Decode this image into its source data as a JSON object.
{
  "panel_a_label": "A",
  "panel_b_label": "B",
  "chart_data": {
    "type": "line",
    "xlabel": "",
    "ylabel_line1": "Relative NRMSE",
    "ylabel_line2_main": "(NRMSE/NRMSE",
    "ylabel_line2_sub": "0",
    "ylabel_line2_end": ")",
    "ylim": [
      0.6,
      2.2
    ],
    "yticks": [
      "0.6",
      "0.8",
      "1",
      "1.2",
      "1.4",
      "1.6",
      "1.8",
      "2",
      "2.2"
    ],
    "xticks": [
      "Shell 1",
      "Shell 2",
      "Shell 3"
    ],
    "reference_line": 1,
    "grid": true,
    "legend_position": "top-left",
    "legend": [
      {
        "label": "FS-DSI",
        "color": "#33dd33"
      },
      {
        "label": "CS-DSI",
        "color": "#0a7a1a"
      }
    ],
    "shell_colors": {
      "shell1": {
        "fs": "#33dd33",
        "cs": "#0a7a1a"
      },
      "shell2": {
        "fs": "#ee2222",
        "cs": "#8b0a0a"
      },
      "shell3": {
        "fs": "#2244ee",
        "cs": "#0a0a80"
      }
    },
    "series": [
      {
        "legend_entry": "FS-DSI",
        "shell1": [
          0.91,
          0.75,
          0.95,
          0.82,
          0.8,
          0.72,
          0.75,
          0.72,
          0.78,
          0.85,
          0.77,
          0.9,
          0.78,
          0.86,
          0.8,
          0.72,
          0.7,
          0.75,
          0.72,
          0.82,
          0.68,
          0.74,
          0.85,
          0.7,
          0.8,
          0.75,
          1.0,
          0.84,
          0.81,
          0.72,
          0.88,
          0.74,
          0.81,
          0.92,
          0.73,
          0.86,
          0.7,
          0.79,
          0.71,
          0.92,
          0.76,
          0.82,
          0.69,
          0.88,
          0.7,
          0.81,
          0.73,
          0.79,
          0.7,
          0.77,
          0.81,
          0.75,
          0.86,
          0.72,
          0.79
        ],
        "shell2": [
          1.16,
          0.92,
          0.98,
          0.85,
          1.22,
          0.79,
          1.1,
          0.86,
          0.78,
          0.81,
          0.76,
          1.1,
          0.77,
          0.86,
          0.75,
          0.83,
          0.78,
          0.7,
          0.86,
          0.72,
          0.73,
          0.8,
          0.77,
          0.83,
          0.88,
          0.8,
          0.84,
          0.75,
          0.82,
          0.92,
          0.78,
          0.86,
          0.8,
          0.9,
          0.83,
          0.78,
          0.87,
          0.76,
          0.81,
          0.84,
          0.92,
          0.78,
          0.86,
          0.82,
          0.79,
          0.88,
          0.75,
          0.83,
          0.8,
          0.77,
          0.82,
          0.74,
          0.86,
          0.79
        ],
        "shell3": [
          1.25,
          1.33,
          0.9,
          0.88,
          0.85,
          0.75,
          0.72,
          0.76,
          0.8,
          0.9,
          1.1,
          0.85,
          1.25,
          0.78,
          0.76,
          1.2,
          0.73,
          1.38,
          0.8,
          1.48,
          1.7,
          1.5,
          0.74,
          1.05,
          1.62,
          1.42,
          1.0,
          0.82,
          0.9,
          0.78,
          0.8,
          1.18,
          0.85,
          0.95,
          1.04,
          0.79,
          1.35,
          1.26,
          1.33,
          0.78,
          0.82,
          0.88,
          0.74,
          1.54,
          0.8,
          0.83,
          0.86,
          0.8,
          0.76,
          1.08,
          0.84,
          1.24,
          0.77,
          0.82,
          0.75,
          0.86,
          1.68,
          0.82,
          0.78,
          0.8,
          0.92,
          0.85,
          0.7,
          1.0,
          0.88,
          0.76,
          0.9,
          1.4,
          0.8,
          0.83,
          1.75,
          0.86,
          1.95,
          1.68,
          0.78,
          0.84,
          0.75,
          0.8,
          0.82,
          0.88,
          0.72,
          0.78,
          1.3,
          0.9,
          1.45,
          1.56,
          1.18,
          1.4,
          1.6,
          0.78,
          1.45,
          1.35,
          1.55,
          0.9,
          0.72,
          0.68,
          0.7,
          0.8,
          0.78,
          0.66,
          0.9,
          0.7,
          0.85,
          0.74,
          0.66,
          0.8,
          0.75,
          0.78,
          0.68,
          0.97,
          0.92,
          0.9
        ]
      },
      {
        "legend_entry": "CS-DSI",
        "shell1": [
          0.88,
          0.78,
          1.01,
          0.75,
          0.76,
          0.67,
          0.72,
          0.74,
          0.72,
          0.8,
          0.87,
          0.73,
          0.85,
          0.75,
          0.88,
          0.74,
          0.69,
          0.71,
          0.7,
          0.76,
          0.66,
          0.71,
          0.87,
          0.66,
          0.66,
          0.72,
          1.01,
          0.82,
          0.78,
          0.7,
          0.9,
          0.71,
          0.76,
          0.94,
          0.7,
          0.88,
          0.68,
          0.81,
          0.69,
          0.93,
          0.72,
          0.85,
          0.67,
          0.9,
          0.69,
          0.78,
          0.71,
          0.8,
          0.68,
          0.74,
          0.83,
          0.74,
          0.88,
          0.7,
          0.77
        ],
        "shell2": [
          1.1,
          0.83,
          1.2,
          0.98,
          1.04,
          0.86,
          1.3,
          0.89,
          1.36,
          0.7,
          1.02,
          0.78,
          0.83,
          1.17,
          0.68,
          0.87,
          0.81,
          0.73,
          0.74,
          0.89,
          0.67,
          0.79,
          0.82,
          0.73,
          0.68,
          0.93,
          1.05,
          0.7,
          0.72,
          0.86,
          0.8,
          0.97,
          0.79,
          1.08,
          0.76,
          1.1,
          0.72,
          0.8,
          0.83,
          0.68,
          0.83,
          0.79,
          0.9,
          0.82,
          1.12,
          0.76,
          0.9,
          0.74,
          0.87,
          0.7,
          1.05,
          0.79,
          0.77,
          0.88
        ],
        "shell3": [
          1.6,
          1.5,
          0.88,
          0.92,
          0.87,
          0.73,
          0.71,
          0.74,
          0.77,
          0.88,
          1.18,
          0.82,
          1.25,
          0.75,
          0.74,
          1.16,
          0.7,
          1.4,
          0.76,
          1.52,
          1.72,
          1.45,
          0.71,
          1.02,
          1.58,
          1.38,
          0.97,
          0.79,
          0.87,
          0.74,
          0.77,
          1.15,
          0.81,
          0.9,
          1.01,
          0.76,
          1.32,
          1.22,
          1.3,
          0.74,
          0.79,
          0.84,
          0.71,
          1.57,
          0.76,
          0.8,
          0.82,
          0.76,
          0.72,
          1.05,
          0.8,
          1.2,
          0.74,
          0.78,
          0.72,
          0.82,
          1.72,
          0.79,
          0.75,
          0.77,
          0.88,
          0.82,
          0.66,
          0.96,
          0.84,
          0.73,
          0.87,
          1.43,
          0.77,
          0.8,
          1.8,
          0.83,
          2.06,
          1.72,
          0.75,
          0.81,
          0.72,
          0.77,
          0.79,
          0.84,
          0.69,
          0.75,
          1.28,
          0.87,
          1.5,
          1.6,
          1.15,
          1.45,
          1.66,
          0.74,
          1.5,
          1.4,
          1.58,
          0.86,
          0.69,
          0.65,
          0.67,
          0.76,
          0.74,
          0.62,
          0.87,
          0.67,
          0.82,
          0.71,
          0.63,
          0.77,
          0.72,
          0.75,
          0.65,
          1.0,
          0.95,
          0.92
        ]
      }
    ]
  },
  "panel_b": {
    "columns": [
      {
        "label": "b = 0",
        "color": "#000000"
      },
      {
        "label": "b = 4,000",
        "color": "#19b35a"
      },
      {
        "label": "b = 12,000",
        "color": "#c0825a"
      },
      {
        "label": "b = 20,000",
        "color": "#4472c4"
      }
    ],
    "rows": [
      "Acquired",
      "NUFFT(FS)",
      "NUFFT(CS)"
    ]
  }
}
•••
» **What is asked**
Repeat the data precisely, line by line.

» **Response to this exercise**
Decode this image into its source data as a JSON object.
{
  "panel_a_label": "A",
  "panel_b_label": "B",
  "chart_data": {
    "type": "line",
    "xlabel": "",
    "ylabel_line1": "Relative NRMSE",
    "ylabel_line2_main": "(NRMSE/NRMSE",
    "ylabel_line2_sub": "0",
    "ylabel_line2_end": ")",
    "ylim": [
      0.6,
      2.2
    ],
    "yticks": [
      "0.6",
      "0.8",
      "1",
      "1.2",
      "1.4",
      "1.6",
      "1.8",
      "2",
      "2.2"
    ],
    "xticks": [
      "Shell 1",
      "Shell 2",
      "Shell 3"
    ],
    "reference_line": 1,
    "grid": true,
    "legend_position": "top-left",
    "legend": [
      {
        "label": "FS-DSI",
        "color": "#33dd33"
      },
      {
        "label": "CS-DSI",
        "color": "#0a7a1a"
      }
    ],
    "shell_colors": {
      "shell1": {
        "fs": "#33dd33",
        "cs": "#0a7a1a"
      },
      "shell2": {
        "fs": "#ee2222",
        "cs": "#8b0a0a"
      },
      "shell3": {
        "fs": "#2244ee",
        "cs": "#0a0a80"
      }
    },
    "series": [
      {
        "legend_entry": "FS-DSI",
        "shell1": [
          0.91,
          0.75,
          0.95,
          0.82,
          0.8,
          0.72,
          0.75,
          0.72,
          0.78,
          0.85,
          0.77,
          0.9,
          0.78,
          0.86,
          0.8,
          0.72,
          0.7,
          0.75,
          0.72,
          0.82,
          0.68,
          0.74,
          0.85,
          0.7,
          0.8,
          0.75,
          1.0,
          0.84,
          0.81,
          0.72,
          0.88,
          0.74,
          0.81,
          0.92,
          0.73,
          0.86,
          0.7,
          0.79,
          0.71,
          0.92,
          0.76,
          0.82,
          0.69,
          0.88,
          0.7,
          0.81,
          0.73,
          0.79,
          0.7,
          0.77,
          0.81,
          0.75,
          0.86,
          0.72,
          0.79
        ],
        "shell2": [
          1.16,
          0.92,
          0.98,
          0.85,
          1.22,
          0.79,
          1.1,
          0.86,
          0.78,
          0.81,
          0.76,
          1.1,
          0.77,
          0.86,
          0.75,
          0.83,
          0.78,
          0.7,
          0.86,
          0.72,
          0.73,
          0.8,
          0.77,
          0.83,
          0.88,
          0.8,
          0.84,
          0.75,
          0.82,
          0.92,
          0.78,
          0.86,
          0.8,
          0.9,
          0.83,
          0.78,
          0.87,
          0.76,
          0.81,
          0.84,
          0.92,
          0.78,
          0.86,
          0.82,
          0.79,
          0.88,
          0.75,
          0.83,
          0.8,
          0.77,
          0.82,
          0.74,
          0.86,
          0.79
        ],
        "shell3": [
          1.25,
          1.33,
          0.9,
          0.88,
          0.85,
          0.75,
          0.72,
          0.76,
          0.8,
          0.9,
          1.1,
          0.85,
          1.25,
          0.78,
          0.76,
          1.2,
          0.73,
          1.38,
          0.8,
          1.48,
          1.7,
          1.5,
          0.74,
          1.05,
          1.62,
          1.42,
          1.0,
          0.82,
          0.9,
          0.78,
          0.8,
          1.18,
          0.85,
          0.95,
          1.04,
          0.79,
          1.35,
          1.26,
          1.33,
          0.78,
          0.82,
          0.88,
          0.74,
          1.54,
          0.8,
          0.83,
          0.86,
          0.8,
          0.76,
          1.08,
          0.84,
          1.24,
          0.77,
          0.82,
          0.75,
          0.86,
          1.68,
          0.82,
          0.78,
          0.8,
          0.92,
          0.85,
          0.7,
          1.0,
          0.88,
          0.76,
          0.9,
          1.4,
          0.8,
          0.83,
          1.75,
          0.86,
          1.95,
          1.68,
          0.78,
          0.84,
          0.75,
          0.8,
          0.82,
          0.88,
          0.72,
          0.78,
          1.3,
          0.9,
          1.45,
          1.56,
          1.18,
          1.4,
          1.6,
          0.78,
          1.45,
          1.35,
          1.55,
          0.9,
          0.72,
          0.68,
          0.7,
          0.8,
          0.78,
          0.66,
          0.9,
          0.7,
          0.85,
          0.74,
          0.66,
          0.8,
          0.75,
          0.78,
          0.68,
          0.97,
          0.92,
          0.9
        ]
      },
      {
        "legend_entry": "CS-DSI",
        "shell1": [
          0.88,
          0.78,
          1.01,
          0.75,
          0.76,
          0.67,
          0.72,
          0.74,
          0.72,
          0.8,
          0.87,
          0.73,
          0.85,
          0.75,
          0.88,
          0.74,
          0.69,
          0.71,
          0.7,
          0.76,
          0.66,
          0.71,
          0.87,
          0.66,
          0.66,
          0.72,
          1.01,
          0.82,
          0.78,
          0.7,
          0.9,
          0.71,
          0.76,
          0.94,
          0.7,
          0.88,
          0.68,
          0.81,
          0.69,
          0.93,
          0.72,
          0.85,
          0.67,
          0.9,
          0.69,
          0.78,
          0.71,
          0.8,
          0.68,
          0.74,
          0.83,
          0.74,
          0.88,
          0.7,
          0.77
        ],
        "shell2": [
          1.1,
          0.83,
          1.2,
          0.98,
          1.04,
          0.86,
          1.3,
          0.89,
          1.36,
          0.7,
          1.02,
          0.78,
          0.83,
          1.17,
          0.68,
          0.87,
          0.81,
          0.73,
          0.74,
          0.89,
          0.67,
          0.79,
          0.82,
          0.73,
          0.68,
          0.93,
          1.05,
          0.7,
          0.72,
          0.86,
          0.8,
          0.97,
          0.79,
          1.08,
          0.76,
          1.1,
          0.72,
          0.8,
          0.83,
          0.68,
          0.83,
          0.79,
          0.9,
          0.82,
          1.12,
          0.76,
          0.9,
          0.74,
          0.87,
          0.7,
          1.05,
          0.79,
          0.77,
          0.88
        ],
        "shell3": [
          1.6,
          1.5,
          0.88,
          0.92,
          0.87,
          0.73,
          0.71,
          0.74,
          0.77,
          0.88,
          1.18,
          0.82,
          1.25,
          0.75,
          0.74,
          1.16,
          0.7,
          1.4,
          0.76,
          1.52,
          1.72,
          1.45,
          0.71,
          1.02,
          1.58,
          1.38,
          0.97,
          0.79,
          0.87,
          0.74,
          0.77,
          1.15,
          0.81,
          0.9,
          1.01,
          0.76,
          1.32,
          1.22,
          1.3,
          0.74,
          0.79,
          0.84,
          0.71,
          1.57,
          0.76,
          0.8,
          0.82,
          0.76,
          0.72,
          1.05,
          0.8,
          1.2,
          0.74,
          0.78,
          0.72,
          0.82,
          1.72,
          0.79,
          0.75,
          0.77,
          0.88,
          0.82,
          0.66,
          0.96,
          0.84,
          0.73,
          0.87,
          1.43,
          0.77,
          0.8,
          1.8,
          0.83,
          2.06,
          1.72,
          0.75,
          0.81,
          0.72,
          0.77,
          0.79,
          0.84,
          0.69,
          0.75,
          1.28,
          0.87,
          1.5,
          1.6,
          1.15,
          1.45,
          1.66,
          0.74,
          1.5,
          1.4,
          1.58,
          0.86,
          0.69,
          0.65,
          0.67,
          0.76,
          0.74,
          0.62,
          0.87,
          0.67,
          0.82,
          0.71,
          0.63,
          0.77,
          0.72,
          0.75,
          0.65,
          1.0,
          0.95,
          0.92
        ]
      }
    ]
  },
  "panel_b": {
    "columns": [
      {
        "label": "b = 0",
        "color": "#000000"
      },
      {
        "label": "b = 4,000",
        "color": "#19b35a"
      },
      {
        "label": "b = 12,000",
        "color": "#c0825a"
      },
      {
        "label": "b = 20,000",
        "color": "#4472c4"
      }
    ],
    "rows": [
      "Acquired",
      "NUFFT(FS)",
      "NUFFT(CS)"
    ]
  }
}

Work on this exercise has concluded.